Required task:
Give the material again in full, matching it exactly.

Chart and figure data
◇ ◇ ◇

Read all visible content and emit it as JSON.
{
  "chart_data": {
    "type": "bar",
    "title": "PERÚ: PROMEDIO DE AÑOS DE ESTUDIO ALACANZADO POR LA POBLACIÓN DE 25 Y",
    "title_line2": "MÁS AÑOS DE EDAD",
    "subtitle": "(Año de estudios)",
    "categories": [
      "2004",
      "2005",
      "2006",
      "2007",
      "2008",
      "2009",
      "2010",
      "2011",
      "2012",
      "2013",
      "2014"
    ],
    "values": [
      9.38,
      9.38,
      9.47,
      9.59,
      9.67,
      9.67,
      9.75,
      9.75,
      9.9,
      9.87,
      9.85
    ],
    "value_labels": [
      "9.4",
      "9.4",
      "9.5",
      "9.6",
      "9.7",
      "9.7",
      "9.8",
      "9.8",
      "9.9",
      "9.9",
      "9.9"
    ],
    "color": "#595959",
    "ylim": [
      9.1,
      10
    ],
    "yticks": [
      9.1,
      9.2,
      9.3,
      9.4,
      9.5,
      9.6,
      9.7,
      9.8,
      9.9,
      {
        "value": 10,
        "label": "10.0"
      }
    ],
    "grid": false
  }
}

◇ ◇ ◇

Right answer:
Read all visible content and emit it as JSON.
{
  "chart_data": {
    "type": "bar",
    "title": "PERÚ: PROMEDIO DE AÑOS DE ESTUDIO ALACANZADO POR LA POBLACIÓN DE 25 Y",
    "title_line2": "MÁS AÑOS DE EDAD",
    "subtitle": "(Año de estudios)",
    "categories": [
      "2004",
      "2005",
      "2006",
      "2007",
      "2008",
      "2009",
      "2010",
      "2011",
      "2012",
      "2013",
      "2014"
    ],
    "values": [
      9.38,
      9.38,
      9.47,
      9.59,
      9.67,
      9.67,
      9.75,
      9.75,
      9.9,
      9.87,
      9.85
    ],
    "value_labels": [
      "9.4",
      "9.4",
      "9.5",
      "9.6",
      "9.7",
      "9.7",
      "9.8",
      "9.8",
      "9.9",
      "9.9",
      "9.9"
    ],
    "color": "#595959",
    "ylim": [
      9.1,
      10
    ],
    "yticks": [
      9.1,
      9.2,
      9.3,
      9.4,
      9.5,
      9.6,
      9.7,
      9.8,
      9.9,
      {
        "value": 10,
        "label": "10.0"
      }
    ],
    "grid": false
  }
}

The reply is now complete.